— START RECORDS SHOWN —
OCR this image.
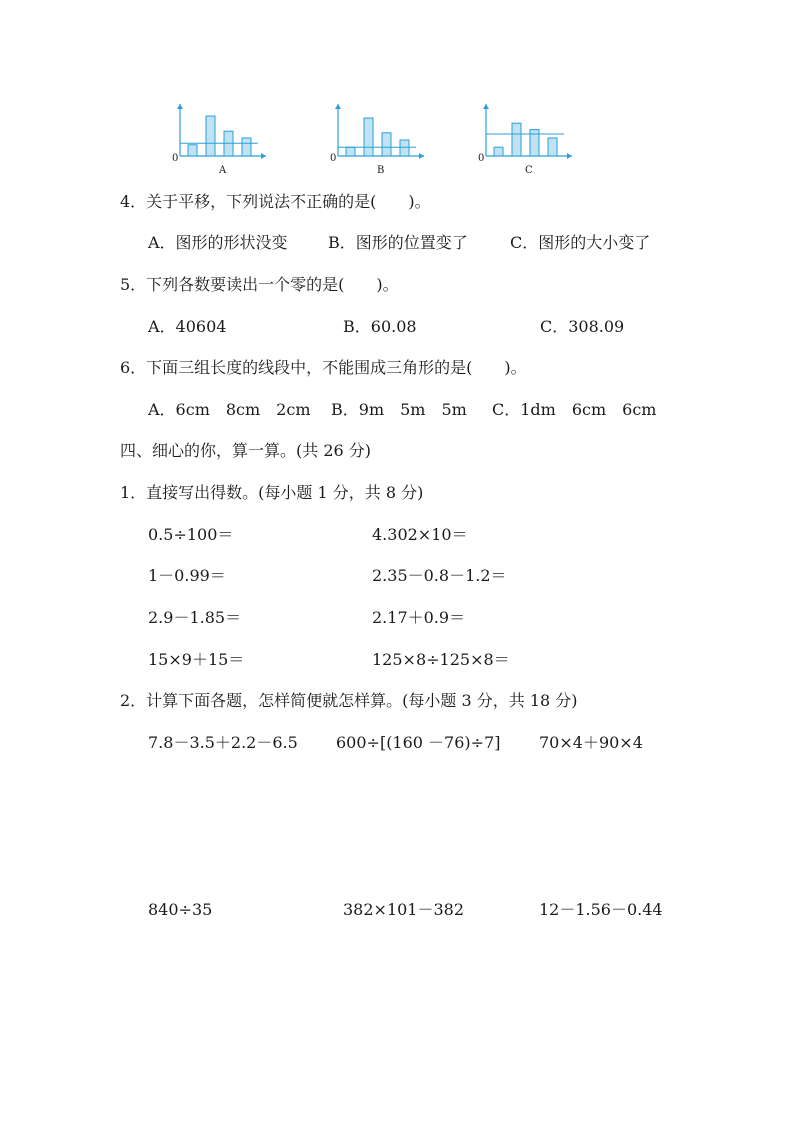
0
A
0
B
0
C
4．关于平移，下列说法不正确的是(　　)。
A．图形的形状没变	B．图形的位置变了	C．图形的大小变了
5．下列各数要读出一个零的是(　　)。
A．40604	B．60.08	C．308.09
6．下面三组长度的线段中，不能围成三角形的是(　　)。
A．6cm　8cm　2cm B．9m　5m　5m C．1dm　6cm　6cm
四、细心的你，算一算。(共 26 分)
1．直接写出得数。(每小题 1 分，共 8 分)
0.5÷100＝	4.302×10＝
1－0.99＝	2.35－0.8－1.2＝
2.9－1.85＝	2.17＋0.9＝
15×9＋15＝	125×8÷125×8＝
2．计算下面各题，怎样简便就怎样算。(每小题 3 分，共 18 分)
7.8－3.5＋2.2－6.5 600÷[(160 －76)÷7] 70×4＋90×4
840÷35	382×101－382	12－1.56－0.44
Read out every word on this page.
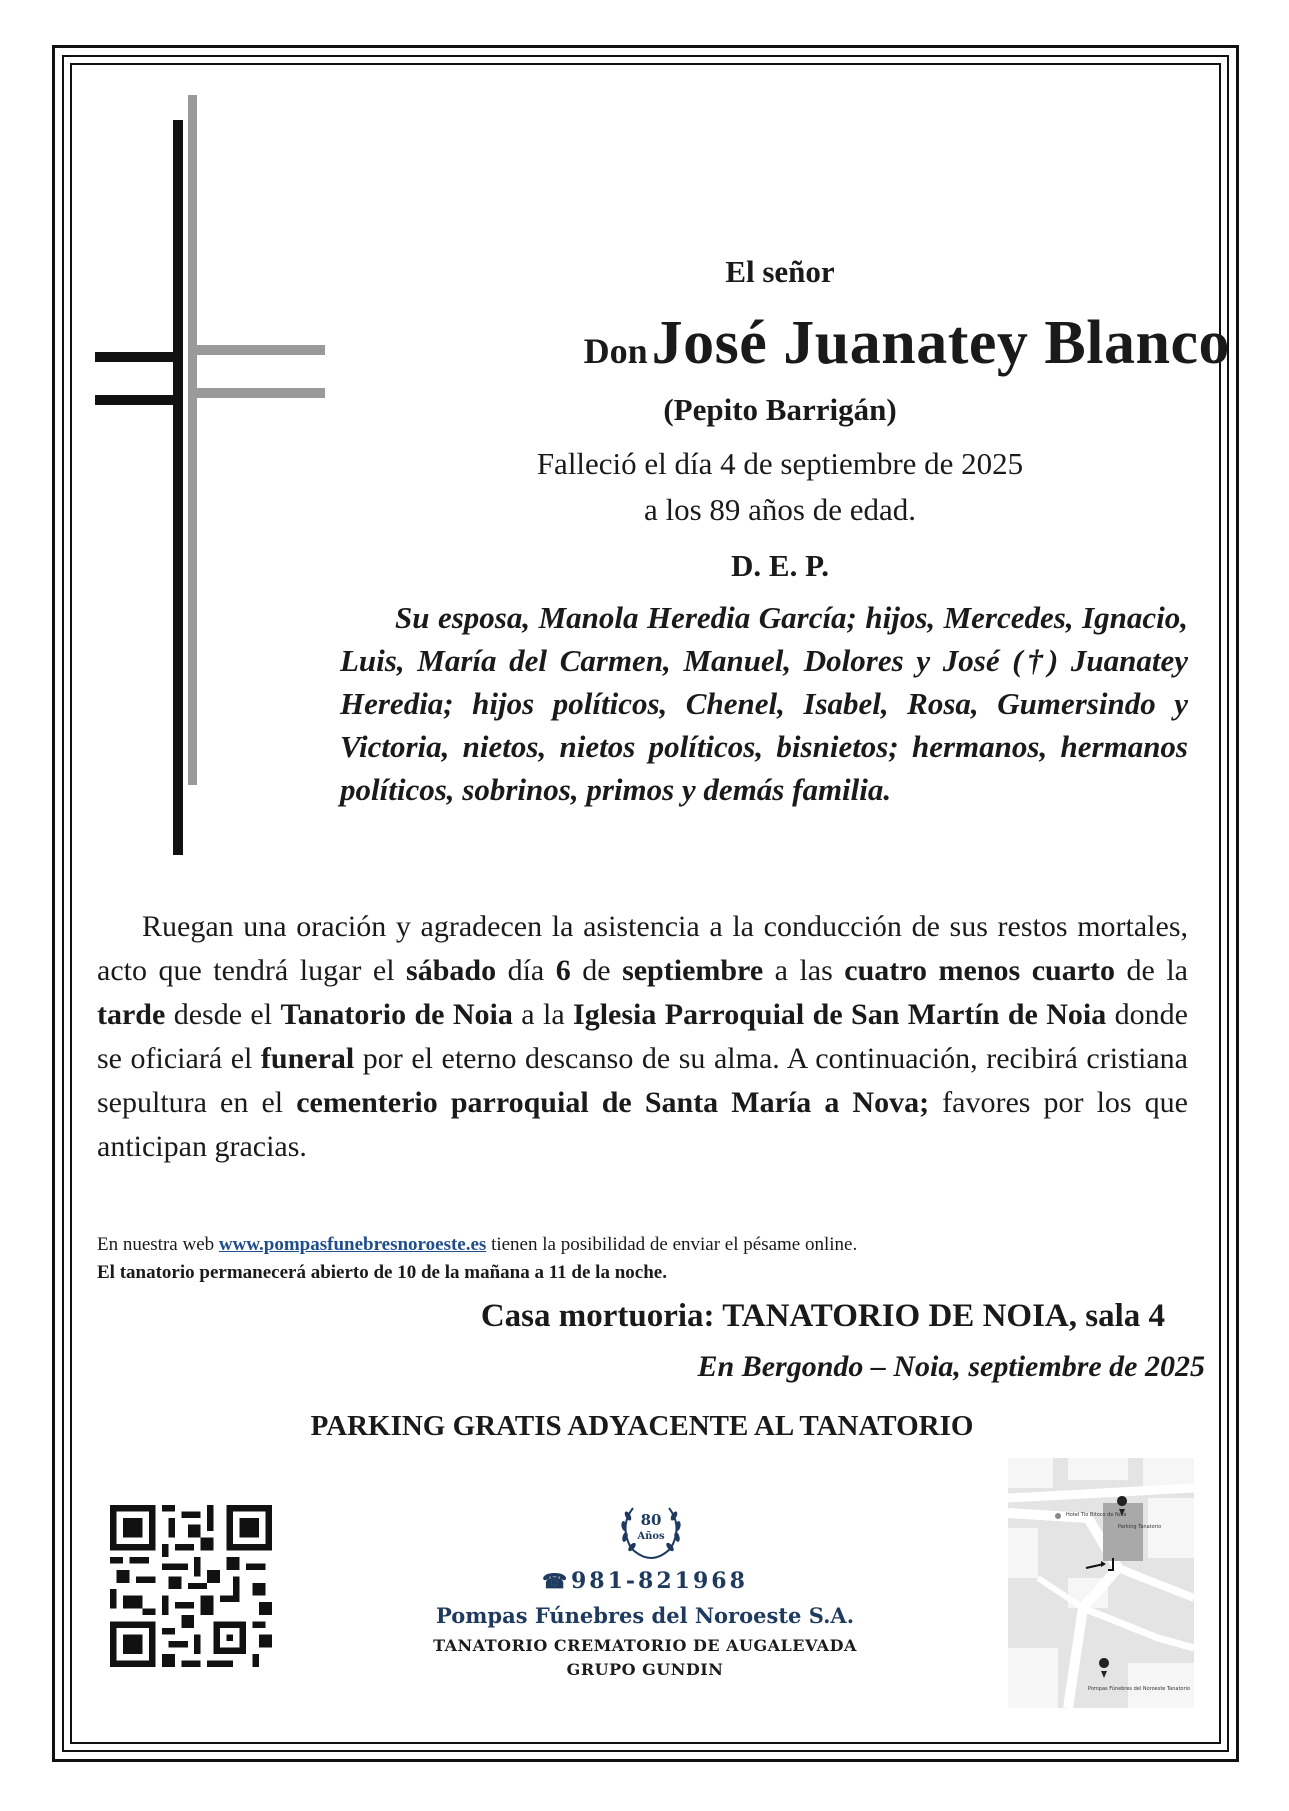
El señor
Don José Juanatey Blanco
(Pepito Barrigán)
Falleció el día 4 de septiembre de 2025
a los 89 años de edad.
D. E. P.

Su esposa, Manola Heredia García; hijos, Mercedes, Ignacio, Luis, María del Carmen, Manuel, Dolores y José (†) Juanatey Heredia; hijos políticos, Chenel, Isabel, Rosa, Gumersindo y Victoria, nietos, nietos políticos, bisnietos; hermanos, hermanos políticos, sobrinos, primos y demás familia.

Ruegan una oración y agradecen la asistencia a la conducción de sus restos mortales, acto que tendrá lugar el sábado día 6 de septiembre a las cuatro menos cuarto de la tarde desde el Tanatorio de Noia a la Iglesia Parroquial de San Martín de Noia donde se oficiará el funeral por el eterno descanso de su alma. A continuación, recibirá cristiana sepultura en el cementerio parroquial de Santa María a Nova; favores por los que anticipan gracias.

En nuestra web www.pompasfunebresnoroeste.es tienen la posibilidad de enviar el pésame online.
El tanatorio permanecerá abierto de 10 de la mañana a 11 de la noche.
Casa mortuoria: TANATORIO DE NOIA, sala 4
En Bergondo – Noia, septiembre de 2025
PARKING GRATIS ADYACENTE AL TANATORIO
80
Años
☎ 981-821968
Pompas Fúnebres del Noroeste S.A.
TANATORIO CREMATORIO DE AUGALEVADA
GRUPO GUNDIN
Hotel Tío Bitoco de Noia
Parking Tanatorio
Pompas Fúnebres del Noroeste Tanatorio
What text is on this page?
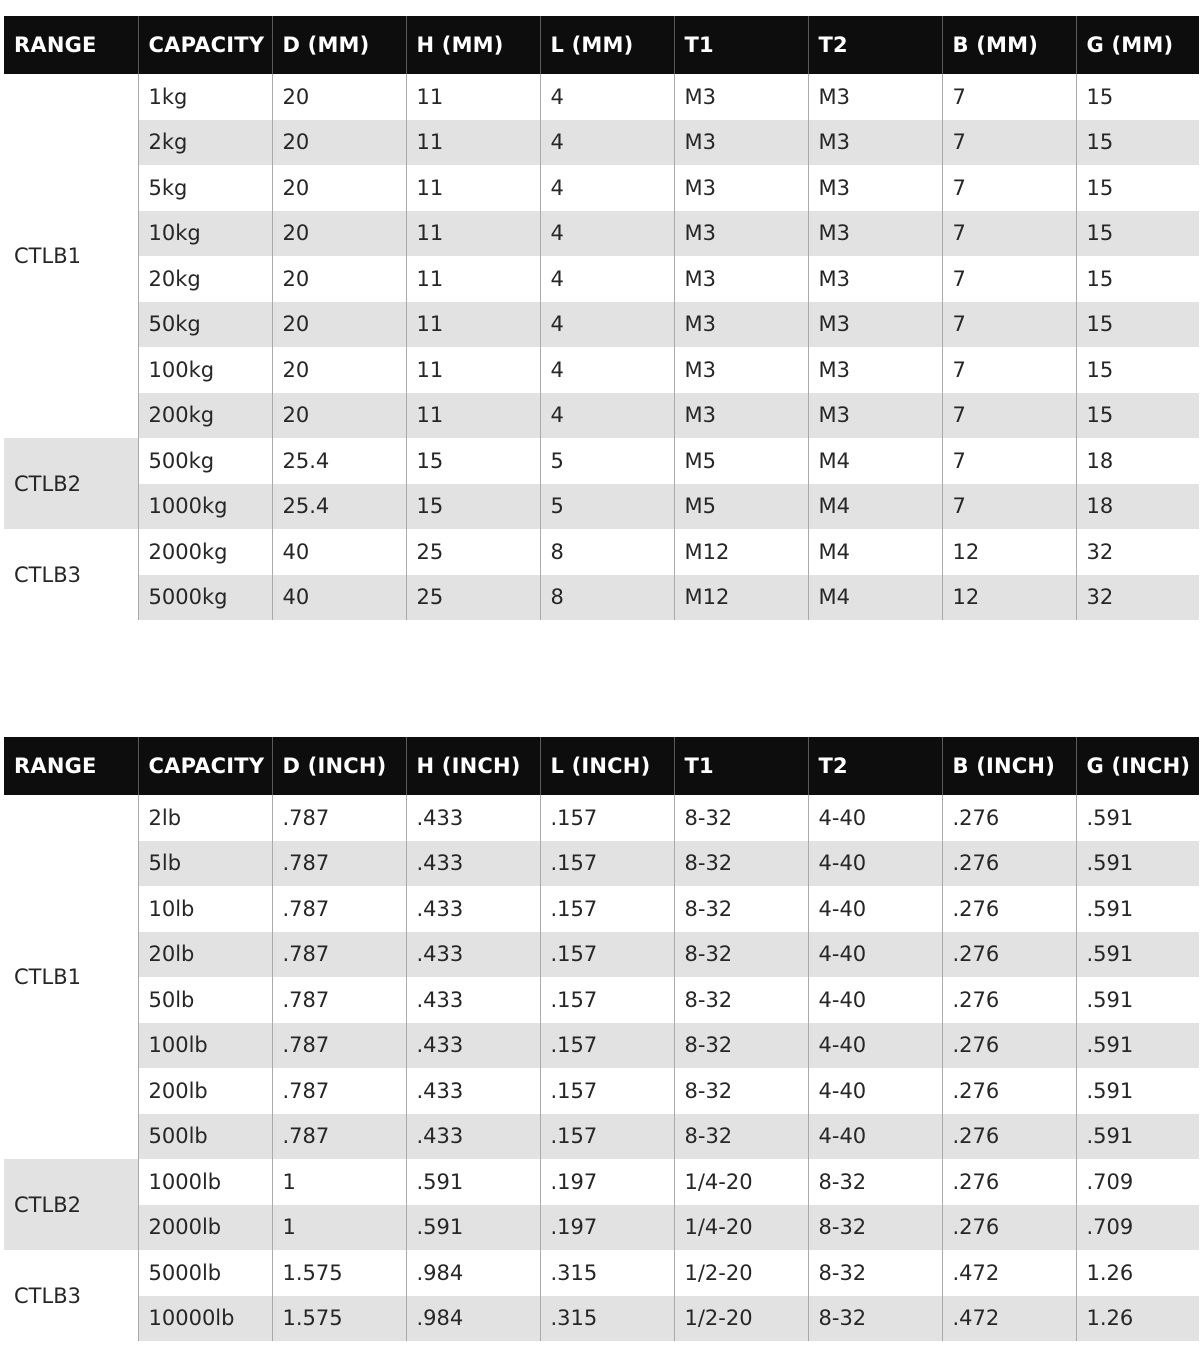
RANGE	CAPACITY	D (MM)	H (MM)	L (MM)	T1	T2	B (MM)	G (MM)
CTLB1	1kg	20	11	4	M3	M3	7	15
	2kg	20	11	4	M3	M3	7	15
	5kg	20	11	4	M3	M3	7	15
	10kg	20	11	4	M3	M3	7	15
	20kg	20	11	4	M3	M3	7	15
	50kg	20	11	4	M3	M3	7	15
	100kg	20	11	4	M3	M3	7	15
	200kg	20	11	4	M3	M3	7	15
CTLB2	500kg	25.4	15	5	M5	M4	7	18
	1000kg	25.4	15	5	M5	M4	7	18
CTLB3	2000kg	40	25	8	M12	M4	12	32
	5000kg	40	25	8	M12	M4	12	32
RANGE	CAPACITY	D (INCH)	H (INCH)	L (INCH)	T1	T2	B (INCH)	G (INCH)
CTLB1	2lb	.787	.433	.157	8-32	4-40	.276	.591
	5lb	.787	.433	.157	8-32	4-40	.276	.591
	10lb	.787	.433	.157	8-32	4-40	.276	.591
	20lb	.787	.433	.157	8-32	4-40	.276	.591
	50lb	.787	.433	.157	8-32	4-40	.276	.591
	100lb	.787	.433	.157	8-32	4-40	.276	.591
	200lb	.787	.433	.157	8-32	4-40	.276	.591
	500lb	.787	.433	.157	8-32	4-40	.276	.591
CTLB2	1000lb	1	.591	.197	1/4-20	8-32	.276	.709
	2000lb	1	.591	.197	1/4-20	8-32	.276	.709
CTLB3	5000lb	1.575	.984	.315	1/2-20	8-32	.472	1.26
	10000lb	1.575	.984	.315	1/2-20	8-32	.472	1.26
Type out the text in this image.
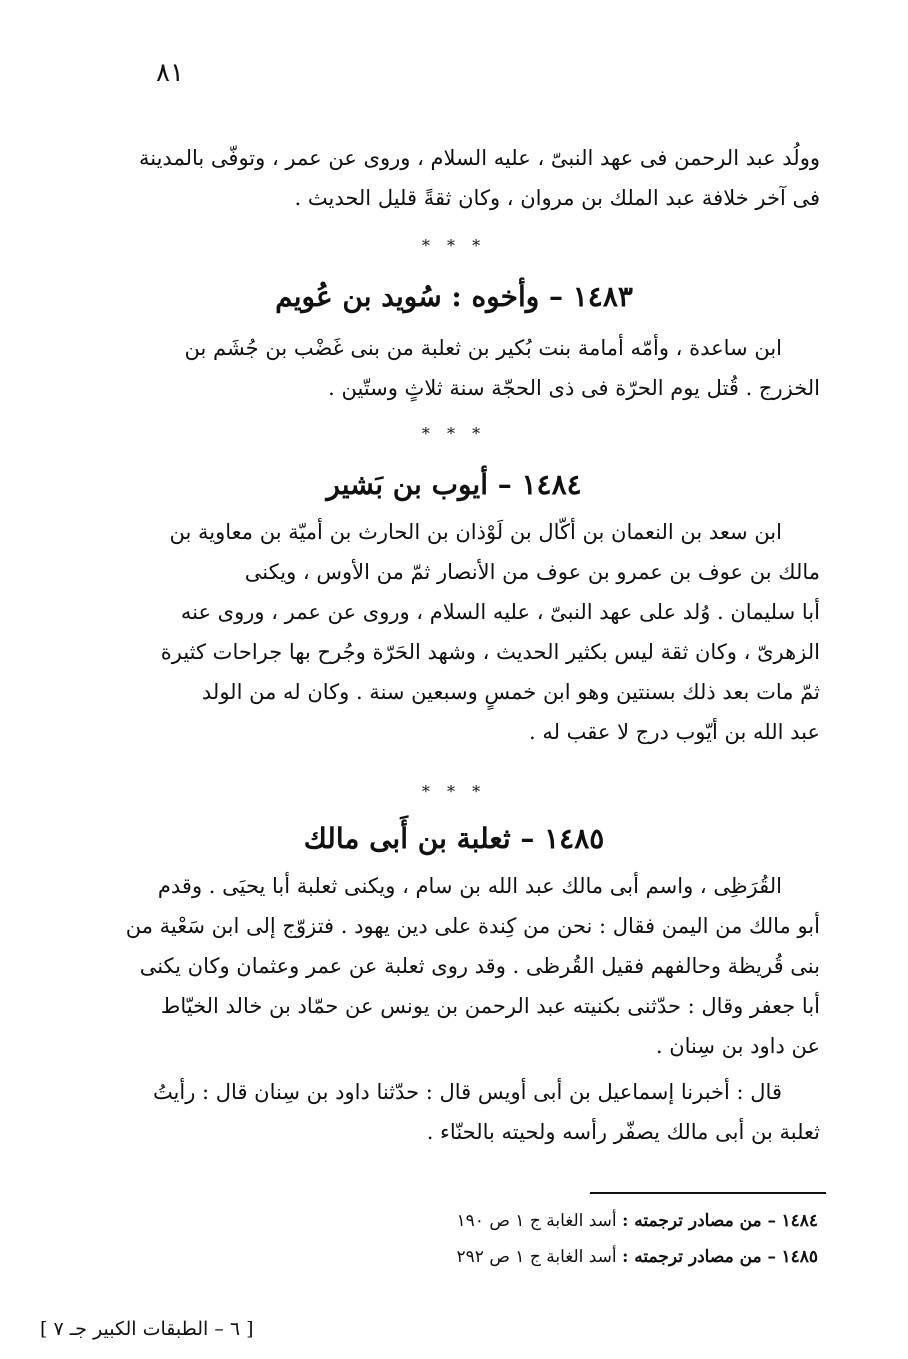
٨١

وولُد عبد الرحمن فى عهد النبىّ ، عليه السلام ، وروى عن عمر ، وتوفّى بالمدينة

فى آخر خلافة عبد الملك بن مروان ، وكان ثقةً قليل الحديث .

* * *
١٤٨٣ – وأخوه : سُويد بن عُويم

ابن ساعدة ، وأمّه أمامة بنت بُكير بن ثعلبة من بنى غَضْب بن جُشَم بن

الخزرج . قُتل يوم الحرّة فى ذى الحجّة سنة ثلاثٍ وستّين .

* * *
١٤٨٤ – أيوب بن بَشير

ابن سعد بن النعمان بن أكّال بن لَوْذان بن الحارث بن أميّة بن معاوية بن

مالك بن عوف بن عمرو بن عوف من الأنصار ثمّ من الأوس ، ويكنى

أبا سليمان . وُلد على عهد النبىّ ، عليه السلام ، وروى عن عمر ، وروى عنه

الزهرىّ ، وكان ثقة ليس بكثير الحديث ، وشهد الحَرّة وجُرح بها جراحات كثيرة

ثمّ مات بعد ذلك بسنتين وهو ابن خمسٍ وسبعين سنة . وكان له من الولد

عبد الله بن أيّوب درج لا عقب له .

* * *
١٤٨٥ – ثعلبة بن أَبى مالك

القُرَظِى ، واسم أبى مالك عبد الله بن سام ، ويكنى ثعلبة أبا يحيَى . وقدم

أبو مالك من اليمن فقال : نحن من كِندة على دين يهود . فتزوّج إلى ابن سَعْية من

بنى قُريظة وحالفهم فقيل القُرظى . وقد روى ثعلبة عن عمر وعثمان وكان يكنى

أبا جعفر وقال : حدّثنى بكنيته عبد الرحمن بن يونس عن حمّاد بن خالد الخيّاط

عن داود بن سِنان .

قال : أخبرنا إسماعيل بن أبى أويس قال : حدّثنا داود بن سِنان قال : رأيتُ

ثعلبة بن أبى مالك يصفّر رأسه ولحيته بالحنّاء .

١٤٨٤ – من مصادر ترجمته : أسد الغابة ج ١ ص ١٩٠
١٤٨٥ – من مصادر ترجمته : أسد الغابة ج ١ ص ٢٩٢
[ ٦ – الطبقات الكبير جـ ٧ ]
— END RECORDS SHOWN —
**WHAT IS ASKED**
Print the complete listing exactly, apart from any pictures.

**SOLUTION FOR THIS EXERCISE**
OCR this image.
0
A
0
B
0
C
4．关于平移，下列说法不正确的是(　　)。
A．图形的形状没变	B．图形的位置变了	C．图形的大小变了
5．下列各数要读出一个零的是(　　)。
A．40604	B．60.08	C．308.09
6．下面三组长度的线段中，不能围成三角形的是(　　)。
A．6cm　8cm　2cm B．9m　5m　5m C．1dm　6cm　6cm
四、细心的你，算一算。(共 26 分)
1．直接写出得数。(每小题 1 分，共 8 分)
0.5÷100＝	4.302×10＝
1－0.99＝	2.35－0.8－1.2＝
2.9－1.85＝	2.17＋0.9＝
15×9＋15＝	125×8÷125×8＝
2．计算下面各题，怎样简便就怎样算。(每小题 3 分，共 18 分)
7.8－3.5＋2.2－6.5 600÷[(160 －76)÷7] 70×4＋90×4
840÷35	382×101－382	12－1.56－0.44
Read out every word on this page.
El señor
Don José Juanatey Blanco
(Pepito Barrigán)
Falleció el día 4 de septiembre de 2025
a los 89 años de edad.
D. E. P.

Su esposa, Manola Heredia García; hijos, Mercedes, Ignacio, Luis, María del Carmen, Manuel, Dolores y José (†) Juanatey Heredia; hijos políticos, Chenel, Isabel, Rosa, Gumersindo y Victoria, nietos, nietos políticos, bisnietos; hermanos, hermanos políticos, sobrinos, primos y demás familia.

Ruegan una oración y agradecen la asistencia a la conducción de sus restos mortales, acto que tendrá lugar el sábado día 6 de septiembre a las cuatro menos cuarto de la tarde desde el Tanatorio de Noia a la Iglesia Parroquial de San Martín de Noia donde se oficiará el funeral por el eterno descanso de su alma. A continuación, recibirá cristiana sepultura en el cementerio parroquial de Santa María a Nova; favores por los que anticipan gracias.

En nuestra web www.pompasfunebresnoroeste.es tienen la posibilidad de enviar el pésame online.
El tanatorio permanecerá abierto de 10 de la mañana a 11 de la noche.
Casa mortuoria: TANATORIO DE NOIA, sala 4
En Bergondo – Noia, septiembre de 2025
PARKING GRATIS ADYACENTE AL TANATORIO
80
Años
☎ 981-821968
Pompas Fúnebres del Noroeste S.A.
TANATORIO CREMATORIO DE AUGALEVADA
GRUPO GUNDIN
Hotel Tío Bitoco de Noia
Parking Tanatorio
Pompas Fúnebres del Noroeste Tanatorio
What text is on this page?
RANGE	CAPACITY	D (MM)	H (MM)	L (MM)	T1	T2	B (MM)	G (MM)
CTLB1	1kg	20	11	4	M3	M3	7	15
	2kg	20	11	4	M3	M3	7	15
	5kg	20	11	4	M3	M3	7	15
	10kg	20	11	4	M3	M3	7	15
	20kg	20	11	4	M3	M3	7	15
	50kg	20	11	4	M3	M3	7	15
	100kg	20	11	4	M3	M3	7	15
	200kg	20	11	4	M3	M3	7	15
CTLB2	500kg	25.4	15	5	M5	M4	7	18
	1000kg	25.4	15	5	M5	M4	7	18
CTLB3	2000kg	40	25	8	M12	M4	12	32
	5000kg	40	25	8	M12	M4	12	32
RANGE	CAPACITY	D (INCH)	H (INCH)	L (INCH)	T1	T2	B (INCH)	G (INCH)
CTLB1	2lb	.787	.433	.157	8-32	4-40	.276	.591
	5lb	.787	.433	.157	8-32	4-40	.276	.591
	10lb	.787	.433	.157	8-32	4-40	.276	.591
	20lb	.787	.433	.157	8-32	4-40	.276	.591
	50lb	.787	.433	.157	8-32	4-40	.276	.591
	100lb	.787	.433	.157	8-32	4-40	.276	.591
	200lb	.787	.433	.157	8-32	4-40	.276	.591
	500lb	.787	.433	.157	8-32	4-40	.276	.591
CTLB2	1000lb	1	.591	.197	1/4-20	8-32	.276	.709
	2000lb	1	.591	.197	1/4-20	8-32	.276	.709
CTLB3	5000lb	1.575	.984	.315	1/2-20	8-32	.472	1.26
	10000lb	1.575	.984	.315	1/2-20	8-32	.472	1.26
Type out the text in this image.
٨١

وولُد عبد الرحمن فى عهد النبىّ ، عليه السلام ، وروى عن عمر ، وتوفّى بالمدينة

فى آخر خلافة عبد الملك بن مروان ، وكان ثقةً قليل الحديث .

* * *
١٤٨٣ – وأخوه : سُويد بن عُويم

ابن ساعدة ، وأمّه أمامة بنت بُكير بن ثعلبة من بنى غَضْب بن جُشَم بن

الخزرج . قُتل يوم الحرّة فى ذى الحجّة سنة ثلاثٍ وستّين .

* * *
١٤٨٤ – أيوب بن بَشير

ابن سعد بن النعمان بن أكّال بن لَوْذان بن الحارث بن أميّة بن معاوية بن

مالك بن عوف بن عمرو بن عوف من الأنصار ثمّ من الأوس ، ويكنى

أبا سليمان . وُلد على عهد النبىّ ، عليه السلام ، وروى عن عمر ، وروى عنه

الزهرىّ ، وكان ثقة ليس بكثير الحديث ، وشهد الحَرّة وجُرح بها جراحات كثيرة

ثمّ مات بعد ذلك بسنتين وهو ابن خمسٍ وسبعين سنة . وكان له من الولد

عبد الله بن أيّوب درج لا عقب له .

* * *
١٤٨٥ – ثعلبة بن أَبى مالك

القُرَظِى ، واسم أبى مالك عبد الله بن سام ، ويكنى ثعلبة أبا يحيَى . وقدم

أبو مالك من اليمن فقال : نحن من كِندة على دين يهود . فتزوّج إلى ابن سَعْية من

بنى قُريظة وحالفهم فقيل القُرظى . وقد روى ثعلبة عن عمر وعثمان وكان يكنى

أبا جعفر وقال : حدّثنى بكنيته عبد الرحمن بن يونس عن حمّاد بن خالد الخيّاط

عن داود بن سِنان .

قال : أخبرنا إسماعيل بن أبى أويس قال : حدّثنا داود بن سِنان قال : رأيتُ

ثعلبة بن أبى مالك يصفّر رأسه ولحيته بالحنّاء .

١٤٨٤ – من مصادر ترجمته : أسد الغابة ج ١ ص ١٩٠
١٤٨٥ – من مصادر ترجمته : أسد الغابة ج ١ ص ٢٩٢
[ ٦ – الطبقات الكبير جـ ٧ ]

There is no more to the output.